_Problem requirements:_ Your task is to repeat the lines below exactly, excluding any pictures they contain.
==== Material provided
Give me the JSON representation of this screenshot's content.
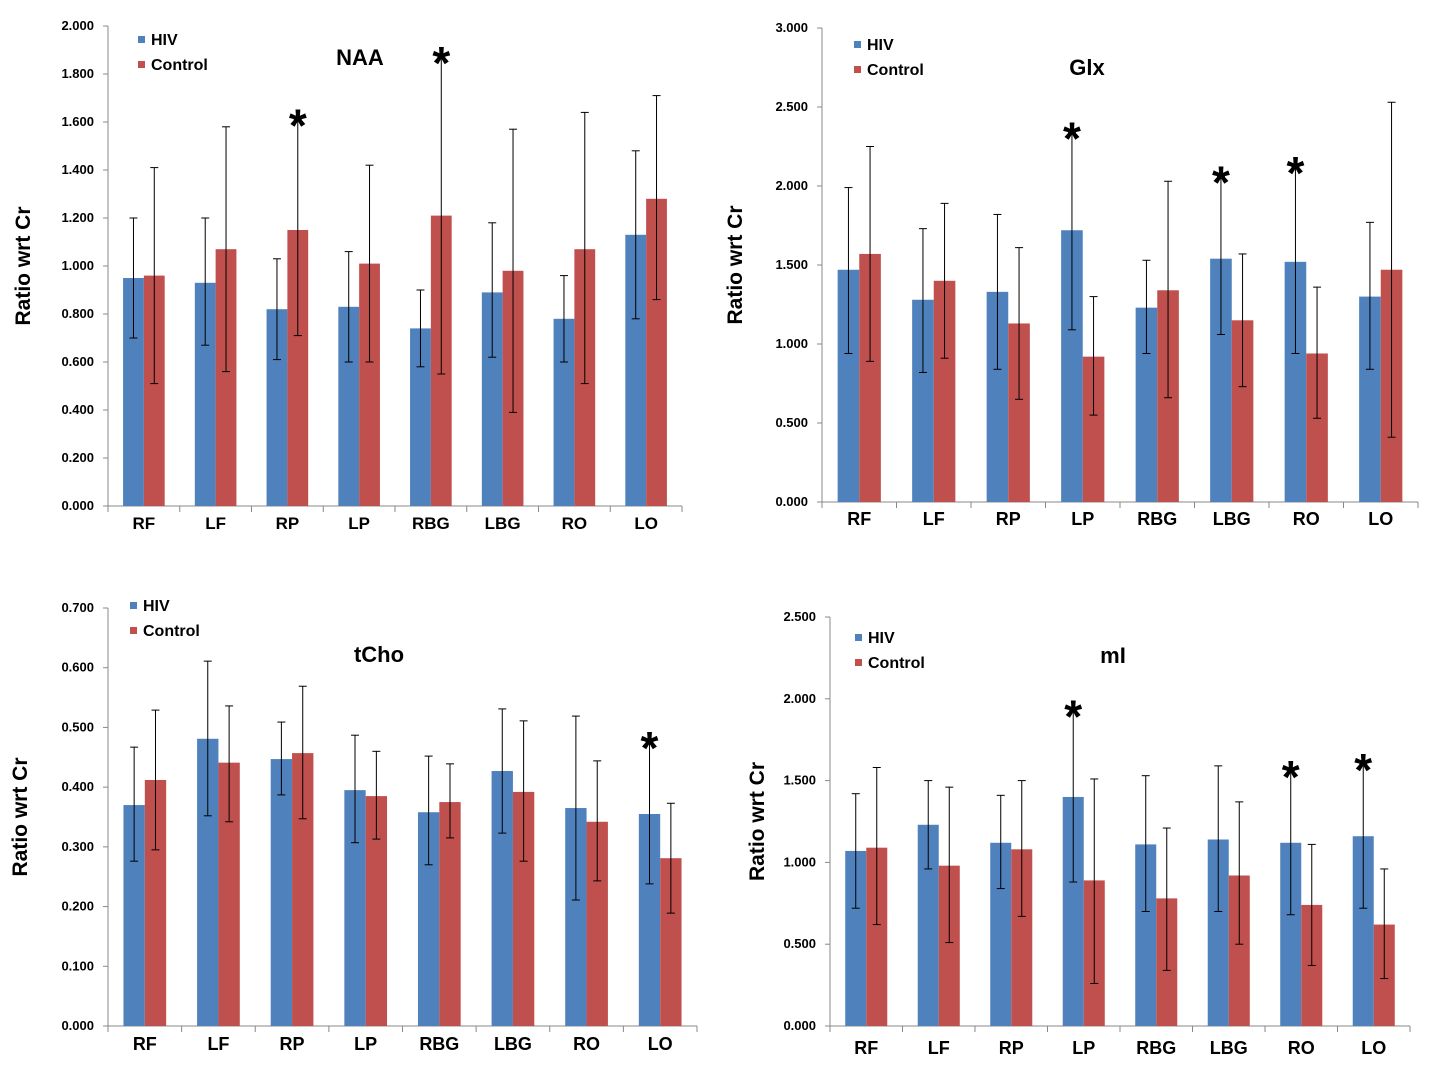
{
  "colors": {
    "HIV": "#4F81BD",
    "Control": "#C0504D"
  },
  "chart_data": [
    {
      "type": "bar",
      "title": "NAA",
      "ylabel": "Ratio wrt Cr",
      "xlabel": "",
      "ylim": [
        0,
        2
      ],
      "ystep": 0.2,
      "legend": [
        "HIV",
        "Control"
      ],
      "legend_position": "top-left",
      "categories": [
        "RF",
        "LF",
        "RP",
        "LP",
        "RBG",
        "LBG",
        "RO",
        "LO"
      ],
      "series": [
        {
          "name": "HIV",
          "values": [
            0.95,
            0.93,
            0.82,
            0.83,
            0.74,
            0.89,
            0.78,
            1.13
          ],
          "err_high": [
            1.2,
            1.2,
            1.03,
            1.06,
            0.9,
            1.18,
            0.96,
            1.48
          ],
          "err_low": [
            0.7,
            0.67,
            0.61,
            0.6,
            0.58,
            0.62,
            0.6,
            0.78
          ]
        },
        {
          "name": "Control",
          "values": [
            0.96,
            1.07,
            1.15,
            1.01,
            1.21,
            0.98,
            1.07,
            1.28
          ],
          "err_high": [
            1.41,
            1.58,
            1.61,
            1.42,
            1.87,
            1.57,
            1.64,
            1.71
          ],
          "err_low": [
            0.51,
            0.56,
            0.71,
            0.6,
            0.55,
            0.39,
            0.51,
            0.86
          ]
        }
      ],
      "significance": [
        {
          "category": "RP",
          "series": "Control",
          "mark": "*"
        },
        {
          "category": "RBG",
          "series": "Control",
          "mark": "*"
        }
      ]
    },
    {
      "type": "bar",
      "title": "Glx",
      "ylabel": "Ratio wrt Cr",
      "xlabel": "",
      "ylim": [
        0,
        3
      ],
      "ystep": 0.5,
      "legend": [
        "HIV",
        "Control"
      ],
      "legend_position": "top-left",
      "categories": [
        "RF",
        "LF",
        "RP",
        "LP",
        "RBG",
        "LBG",
        "RO",
        "LO"
      ],
      "series": [
        {
          "name": "HIV",
          "values": [
            1.47,
            1.28,
            1.33,
            1.72,
            1.23,
            1.54,
            1.52,
            1.3
          ],
          "err_high": [
            1.99,
            1.73,
            1.82,
            2.34,
            1.53,
            2.06,
            2.12,
            1.77
          ],
          "err_low": [
            0.94,
            0.82,
            0.84,
            1.09,
            0.94,
            1.06,
            0.94,
            0.84
          ]
        },
        {
          "name": "Control",
          "values": [
            1.57,
            1.4,
            1.13,
            0.92,
            1.34,
            1.15,
            0.94,
            1.47
          ],
          "err_high": [
            2.25,
            1.89,
            1.61,
            1.3,
            2.03,
            1.57,
            1.36,
            2.53
          ],
          "err_low": [
            0.89,
            0.91,
            0.65,
            0.55,
            0.66,
            0.73,
            0.53,
            0.41
          ]
        }
      ],
      "significance": [
        {
          "category": "LP",
          "series": "HIV",
          "mark": "*"
        },
        {
          "category": "LBG",
          "series": "HIV",
          "mark": "*"
        },
        {
          "category": "RO",
          "series": "HIV",
          "mark": "*"
        }
      ]
    },
    {
      "type": "bar",
      "title": "tCho",
      "ylabel": "Ratio wrt Cr",
      "xlabel": "",
      "ylim": [
        0,
        0.7
      ],
      "ystep": 0.1,
      "legend": [
        "HIV",
        "Control"
      ],
      "legend_position": "top-left",
      "categories": [
        "RF",
        "LF",
        "RP",
        "LP",
        "RBG",
        "LBG",
        "RO",
        "LO"
      ],
      "series": [
        {
          "name": "HIV",
          "values": [
            0.37,
            0.481,
            0.447,
            0.395,
            0.358,
            0.427,
            0.365,
            0.355
          ],
          "err_high": [
            0.467,
            0.611,
            0.509,
            0.487,
            0.452,
            0.531,
            0.519,
            0.476
          ],
          "err_low": [
            0.276,
            0.352,
            0.387,
            0.307,
            0.27,
            0.323,
            0.211,
            0.238
          ]
        },
        {
          "name": "Control",
          "values": [
            0.412,
            0.441,
            0.457,
            0.385,
            0.375,
            0.392,
            0.342,
            0.281
          ],
          "err_high": [
            0.529,
            0.536,
            0.569,
            0.46,
            0.439,
            0.511,
            0.444,
            0.373
          ],
          "err_low": [
            0.295,
            0.342,
            0.347,
            0.313,
            0.315,
            0.276,
            0.243,
            0.189
          ]
        }
      ],
      "significance": [
        {
          "category": "LO",
          "series": "HIV",
          "mark": "*"
        }
      ]
    },
    {
      "type": "bar",
      "title": "mI",
      "ylabel": "Ratio wrt Cr",
      "xlabel": "",
      "ylim": [
        0,
        2.5
      ],
      "ystep": 0.5,
      "legend": [
        "HIV",
        "Control"
      ],
      "legend_position": "top-left",
      "categories": [
        "RF",
        "LF",
        "RP",
        "LP",
        "RBG",
        "LBG",
        "RO",
        "LO"
      ],
      "series": [
        {
          "name": "HIV",
          "values": [
            1.07,
            1.23,
            1.12,
            1.4,
            1.11,
            1.14,
            1.12,
            1.16
          ],
          "err_high": [
            1.42,
            1.5,
            1.41,
            1.93,
            1.53,
            1.59,
            1.56,
            1.6
          ],
          "err_low": [
            0.72,
            0.96,
            0.84,
            0.88,
            0.7,
            0.7,
            0.68,
            0.72
          ]
        },
        {
          "name": "Control",
          "values": [
            1.09,
            0.98,
            1.08,
            0.89,
            0.78,
            0.92,
            0.74,
            0.62
          ],
          "err_high": [
            1.58,
            1.46,
            1.5,
            1.51,
            1.21,
            1.37,
            1.11,
            0.96
          ],
          "err_low": [
            0.62,
            0.51,
            0.67,
            0.26,
            0.34,
            0.5,
            0.37,
            0.29
          ]
        }
      ],
      "significance": [
        {
          "category": "LP",
          "series": "HIV",
          "mark": "*"
        },
        {
          "category": "RO",
          "series": "HIV",
          "mark": "*"
        },
        {
          "category": "LO",
          "series": "HIV",
          "mark": "*"
        }
      ]
    }
  ]
}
========
_Solved problem:_
Give me the JSON representation of this screenshot's content.
{
  "colors": {
    "HIV": "#4F81BD",
    "Control": "#C0504D"
  },
  "chart_data": [
    {
      "type": "bar",
      "title": "NAA",
      "ylabel": "Ratio wrt Cr",
      "xlabel": "",
      "ylim": [
        0,
        2
      ],
      "ystep": 0.2,
      "legend": [
        "HIV",
        "Control"
      ],
      "legend_position": "top-left",
      "categories": [
        "RF",
        "LF",
        "RP",
        "LP",
        "RBG",
        "LBG",
        "RO",
        "LO"
      ],
      "series": [
        {
          "name": "HIV",
          "values": [
            0.95,
            0.93,
            0.82,
            0.83,
            0.74,
            0.89,
            0.78,
            1.13
          ],
          "err_high": [
            1.2,
            1.2,
            1.03,
            1.06,
            0.9,
            1.18,
            0.96,
            1.48
          ],
          "err_low": [
            0.7,
            0.67,
            0.61,
            0.6,
            0.58,
            0.62,
            0.6,
            0.78
          ]
        },
        {
          "name": "Control",
          "values": [
            0.96,
            1.07,
            1.15,
            1.01,
            1.21,
            0.98,
            1.07,
            1.28
          ],
          "err_high": [
            1.41,
            1.58,
            1.61,
            1.42,
            1.87,
            1.57,
            1.64,
            1.71
          ],
          "err_low": [
            0.51,
            0.56,
            0.71,
            0.6,
            0.55,
            0.39,
            0.51,
            0.86
          ]
        }
      ],
      "significance": [
        {
          "category": "RP",
          "series": "Control",
          "mark": "*"
        },
        {
          "category": "RBG",
          "series": "Control",
          "mark": "*"
        }
      ]
    },
    {
      "type": "bar",
      "title": "Glx",
      "ylabel": "Ratio wrt Cr",
      "xlabel": "",
      "ylim": [
        0,
        3
      ],
      "ystep": 0.5,
      "legend": [
        "HIV",
        "Control"
      ],
      "legend_position": "top-left",
      "categories": [
        "RF",
        "LF",
        "RP",
        "LP",
        "RBG",
        "LBG",
        "RO",
        "LO"
      ],
      "series": [
        {
          "name": "HIV",
          "values": [
            1.47,
            1.28,
            1.33,
            1.72,
            1.23,
            1.54,
            1.52,
            1.3
          ],
          "err_high": [
            1.99,
            1.73,
            1.82,
            2.34,
            1.53,
            2.06,
            2.12,
            1.77
          ],
          "err_low": [
            0.94,
            0.82,
            0.84,
            1.09,
            0.94,
            1.06,
            0.94,
            0.84
          ]
        },
        {
          "name": "Control",
          "values": [
            1.57,
            1.4,
            1.13,
            0.92,
            1.34,
            1.15,
            0.94,
            1.47
          ],
          "err_high": [
            2.25,
            1.89,
            1.61,
            1.3,
            2.03,
            1.57,
            1.36,
            2.53
          ],
          "err_low": [
            0.89,
            0.91,
            0.65,
            0.55,
            0.66,
            0.73,
            0.53,
            0.41
          ]
        }
      ],
      "significance": [
        {
          "category": "LP",
          "series": "HIV",
          "mark": "*"
        },
        {
          "category": "LBG",
          "series": "HIV",
          "mark": "*"
        },
        {
          "category": "RO",
          "series": "HIV",
          "mark": "*"
        }
      ]
    },
    {
      "type": "bar",
      "title": "tCho",
      "ylabel": "Ratio wrt Cr",
      "xlabel": "",
      "ylim": [
        0,
        0.7
      ],
      "ystep": 0.1,
      "legend": [
        "HIV",
        "Control"
      ],
      "legend_position": "top-left",
      "categories": [
        "RF",
        "LF",
        "RP",
        "LP",
        "RBG",
        "LBG",
        "RO",
        "LO"
      ],
      "series": [
        {
          "name": "HIV",
          "values": [
            0.37,
            0.481,
            0.447,
            0.395,
            0.358,
            0.427,
            0.365,
            0.355
          ],
          "err_high": [
            0.467,
            0.611,
            0.509,
            0.487,
            0.452,
            0.531,
            0.519,
            0.476
          ],
          "err_low": [
            0.276,
            0.352,
            0.387,
            0.307,
            0.27,
            0.323,
            0.211,
            0.238
          ]
        },
        {
          "name": "Control",
          "values": [
            0.412,
            0.441,
            0.457,
            0.385,
            0.375,
            0.392,
            0.342,
            0.281
          ],
          "err_high": [
            0.529,
            0.536,
            0.569,
            0.46,
            0.439,
            0.511,
            0.444,
            0.373
          ],
          "err_low": [
            0.295,
            0.342,
            0.347,
            0.313,
            0.315,
            0.276,
            0.243,
            0.189
          ]
        }
      ],
      "significance": [
        {
          "category": "LO",
          "series": "HIV",
          "mark": "*"
        }
      ]
    },
    {
      "type": "bar",
      "title": "mI",
      "ylabel": "Ratio wrt Cr",
      "xlabel": "",
      "ylim": [
        0,
        2.5
      ],
      "ystep": 0.5,
      "legend": [
        "HIV",
        "Control"
      ],
      "legend_position": "top-left",
      "categories": [
        "RF",
        "LF",
        "RP",
        "LP",
        "RBG",
        "LBG",
        "RO",
        "LO"
      ],
      "series": [
        {
          "name": "HIV",
          "values": [
            1.07,
            1.23,
            1.12,
            1.4,
            1.11,
            1.14,
            1.12,
            1.16
          ],
          "err_high": [
            1.42,
            1.5,
            1.41,
            1.93,
            1.53,
            1.59,
            1.56,
            1.6
          ],
          "err_low": [
            0.72,
            0.96,
            0.84,
            0.88,
            0.7,
            0.7,
            0.68,
            0.72
          ]
        },
        {
          "name": "Control",
          "values": [
            1.09,
            0.98,
            1.08,
            0.89,
            0.78,
            0.92,
            0.74,
            0.62
          ],
          "err_high": [
            1.58,
            1.46,
            1.5,
            1.51,
            1.21,
            1.37,
            1.11,
            0.96
          ],
          "err_low": [
            0.62,
            0.51,
            0.67,
            0.26,
            0.34,
            0.5,
            0.37,
            0.29
          ]
        }
      ],
      "significance": [
        {
          "category": "LP",
          "series": "HIV",
          "mark": "*"
        },
        {
          "category": "RO",
          "series": "HIV",
          "mark": "*"
        },
        {
          "category": "LO",
          "series": "HIV",
          "mark": "*"
        }
      ]
    }
  ]
}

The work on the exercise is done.